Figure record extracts
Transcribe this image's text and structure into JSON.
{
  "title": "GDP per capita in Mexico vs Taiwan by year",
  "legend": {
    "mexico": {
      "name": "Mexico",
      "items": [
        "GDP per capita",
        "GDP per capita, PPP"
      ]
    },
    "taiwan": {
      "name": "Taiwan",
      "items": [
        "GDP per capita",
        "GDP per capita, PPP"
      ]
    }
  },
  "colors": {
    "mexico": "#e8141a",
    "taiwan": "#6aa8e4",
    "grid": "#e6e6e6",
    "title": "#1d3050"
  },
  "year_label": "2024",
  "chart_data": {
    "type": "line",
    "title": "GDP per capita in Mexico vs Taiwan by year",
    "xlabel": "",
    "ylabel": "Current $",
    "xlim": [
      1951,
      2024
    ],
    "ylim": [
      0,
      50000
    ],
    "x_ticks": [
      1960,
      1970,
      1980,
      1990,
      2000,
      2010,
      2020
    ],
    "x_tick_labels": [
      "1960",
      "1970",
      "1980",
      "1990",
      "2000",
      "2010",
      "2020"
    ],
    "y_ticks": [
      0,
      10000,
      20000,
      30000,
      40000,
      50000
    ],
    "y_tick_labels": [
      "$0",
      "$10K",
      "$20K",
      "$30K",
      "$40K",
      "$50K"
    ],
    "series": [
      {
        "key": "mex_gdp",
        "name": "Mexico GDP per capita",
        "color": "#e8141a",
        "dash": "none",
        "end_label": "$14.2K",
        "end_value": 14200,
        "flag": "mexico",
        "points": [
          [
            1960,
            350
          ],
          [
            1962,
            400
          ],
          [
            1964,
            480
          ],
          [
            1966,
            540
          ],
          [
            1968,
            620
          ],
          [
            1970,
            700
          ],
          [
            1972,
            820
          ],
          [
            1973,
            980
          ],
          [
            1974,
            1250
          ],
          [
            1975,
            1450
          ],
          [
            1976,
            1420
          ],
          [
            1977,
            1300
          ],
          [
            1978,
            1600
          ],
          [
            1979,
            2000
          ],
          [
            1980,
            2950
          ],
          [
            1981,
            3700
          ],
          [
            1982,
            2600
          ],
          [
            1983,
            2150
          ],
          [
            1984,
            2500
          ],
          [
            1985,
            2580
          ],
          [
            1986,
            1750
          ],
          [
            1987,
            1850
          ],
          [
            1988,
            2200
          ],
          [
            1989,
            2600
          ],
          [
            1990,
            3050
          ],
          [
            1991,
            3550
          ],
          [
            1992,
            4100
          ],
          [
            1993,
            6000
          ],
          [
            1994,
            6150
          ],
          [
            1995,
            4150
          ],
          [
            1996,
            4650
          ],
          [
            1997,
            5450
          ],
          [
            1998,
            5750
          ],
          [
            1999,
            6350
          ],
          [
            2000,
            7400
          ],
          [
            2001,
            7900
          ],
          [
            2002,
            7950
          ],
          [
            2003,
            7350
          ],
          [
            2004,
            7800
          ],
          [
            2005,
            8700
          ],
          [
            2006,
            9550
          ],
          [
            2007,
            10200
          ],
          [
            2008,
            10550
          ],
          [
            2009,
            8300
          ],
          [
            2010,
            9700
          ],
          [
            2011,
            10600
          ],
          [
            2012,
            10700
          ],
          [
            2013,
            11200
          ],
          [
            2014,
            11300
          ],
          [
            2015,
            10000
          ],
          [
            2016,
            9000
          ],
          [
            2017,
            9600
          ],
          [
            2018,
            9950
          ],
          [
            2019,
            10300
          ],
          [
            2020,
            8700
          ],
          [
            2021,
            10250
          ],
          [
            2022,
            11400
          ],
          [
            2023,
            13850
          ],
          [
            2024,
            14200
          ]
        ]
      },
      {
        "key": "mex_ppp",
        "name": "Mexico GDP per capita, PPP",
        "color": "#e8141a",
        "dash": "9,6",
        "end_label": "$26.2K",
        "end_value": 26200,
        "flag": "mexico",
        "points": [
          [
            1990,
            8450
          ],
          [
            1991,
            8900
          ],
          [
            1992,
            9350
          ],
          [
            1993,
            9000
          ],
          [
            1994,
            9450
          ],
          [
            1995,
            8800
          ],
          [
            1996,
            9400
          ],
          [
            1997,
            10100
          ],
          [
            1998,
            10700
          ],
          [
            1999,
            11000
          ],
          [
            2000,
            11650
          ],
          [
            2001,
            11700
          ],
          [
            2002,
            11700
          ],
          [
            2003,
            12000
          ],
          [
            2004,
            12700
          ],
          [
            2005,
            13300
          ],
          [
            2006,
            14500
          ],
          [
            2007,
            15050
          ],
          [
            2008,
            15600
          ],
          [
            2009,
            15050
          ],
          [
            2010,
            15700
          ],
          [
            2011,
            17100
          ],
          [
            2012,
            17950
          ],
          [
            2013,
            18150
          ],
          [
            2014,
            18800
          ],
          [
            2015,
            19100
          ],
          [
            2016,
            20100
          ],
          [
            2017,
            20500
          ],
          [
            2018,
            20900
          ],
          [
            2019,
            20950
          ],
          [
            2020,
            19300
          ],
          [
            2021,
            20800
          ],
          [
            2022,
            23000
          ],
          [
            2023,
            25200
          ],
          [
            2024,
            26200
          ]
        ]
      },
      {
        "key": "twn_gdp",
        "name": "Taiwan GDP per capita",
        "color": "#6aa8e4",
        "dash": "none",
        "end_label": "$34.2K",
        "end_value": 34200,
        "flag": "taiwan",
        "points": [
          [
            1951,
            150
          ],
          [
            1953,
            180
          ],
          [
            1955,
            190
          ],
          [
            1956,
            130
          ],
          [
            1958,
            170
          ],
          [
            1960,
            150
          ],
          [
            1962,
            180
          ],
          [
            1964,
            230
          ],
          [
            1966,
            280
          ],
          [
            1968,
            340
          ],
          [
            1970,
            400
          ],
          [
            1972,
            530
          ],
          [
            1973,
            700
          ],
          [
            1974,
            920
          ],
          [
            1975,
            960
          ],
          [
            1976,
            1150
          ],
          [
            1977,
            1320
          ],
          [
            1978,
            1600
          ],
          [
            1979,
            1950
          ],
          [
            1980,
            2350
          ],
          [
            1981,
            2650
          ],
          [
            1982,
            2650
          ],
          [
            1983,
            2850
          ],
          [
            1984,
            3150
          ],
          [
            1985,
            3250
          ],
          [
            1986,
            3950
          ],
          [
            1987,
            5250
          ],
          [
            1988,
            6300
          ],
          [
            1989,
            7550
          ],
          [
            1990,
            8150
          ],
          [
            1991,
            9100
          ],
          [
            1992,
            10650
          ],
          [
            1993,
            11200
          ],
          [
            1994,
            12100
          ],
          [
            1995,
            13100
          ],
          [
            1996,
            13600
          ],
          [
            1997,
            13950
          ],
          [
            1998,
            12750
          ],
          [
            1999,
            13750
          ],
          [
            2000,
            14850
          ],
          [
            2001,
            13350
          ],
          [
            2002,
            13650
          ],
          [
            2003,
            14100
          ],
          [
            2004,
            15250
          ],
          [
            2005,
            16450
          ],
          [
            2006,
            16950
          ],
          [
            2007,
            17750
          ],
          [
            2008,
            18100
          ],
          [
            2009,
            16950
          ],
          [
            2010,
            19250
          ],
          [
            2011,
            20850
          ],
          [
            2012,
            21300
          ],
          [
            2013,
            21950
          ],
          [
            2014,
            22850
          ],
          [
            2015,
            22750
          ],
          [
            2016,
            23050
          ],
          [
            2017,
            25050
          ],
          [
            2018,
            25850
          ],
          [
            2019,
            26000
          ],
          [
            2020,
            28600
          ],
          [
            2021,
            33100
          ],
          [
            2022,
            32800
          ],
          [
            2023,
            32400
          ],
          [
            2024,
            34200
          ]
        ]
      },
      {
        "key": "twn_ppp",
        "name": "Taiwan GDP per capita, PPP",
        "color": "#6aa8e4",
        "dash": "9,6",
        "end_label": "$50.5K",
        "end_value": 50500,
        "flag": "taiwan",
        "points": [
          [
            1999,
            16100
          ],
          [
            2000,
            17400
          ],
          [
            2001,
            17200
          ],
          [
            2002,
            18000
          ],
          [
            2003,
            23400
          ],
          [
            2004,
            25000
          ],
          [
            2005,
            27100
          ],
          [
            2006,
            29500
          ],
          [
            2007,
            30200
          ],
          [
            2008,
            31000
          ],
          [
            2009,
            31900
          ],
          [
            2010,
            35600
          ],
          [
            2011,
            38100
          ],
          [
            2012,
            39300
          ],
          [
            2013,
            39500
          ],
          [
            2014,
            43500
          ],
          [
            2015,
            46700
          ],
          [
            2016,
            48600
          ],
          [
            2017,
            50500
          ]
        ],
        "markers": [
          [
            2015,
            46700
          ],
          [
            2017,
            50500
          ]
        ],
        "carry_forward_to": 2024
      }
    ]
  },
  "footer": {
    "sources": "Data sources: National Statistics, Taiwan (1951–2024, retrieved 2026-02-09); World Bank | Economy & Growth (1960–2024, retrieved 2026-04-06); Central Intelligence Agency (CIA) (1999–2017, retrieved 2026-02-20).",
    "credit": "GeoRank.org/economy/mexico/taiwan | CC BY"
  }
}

■ WHAT YOU WILL DO ■
Only the number is needed: state how many lines in the listing contain "name".

■ REPLY ■
6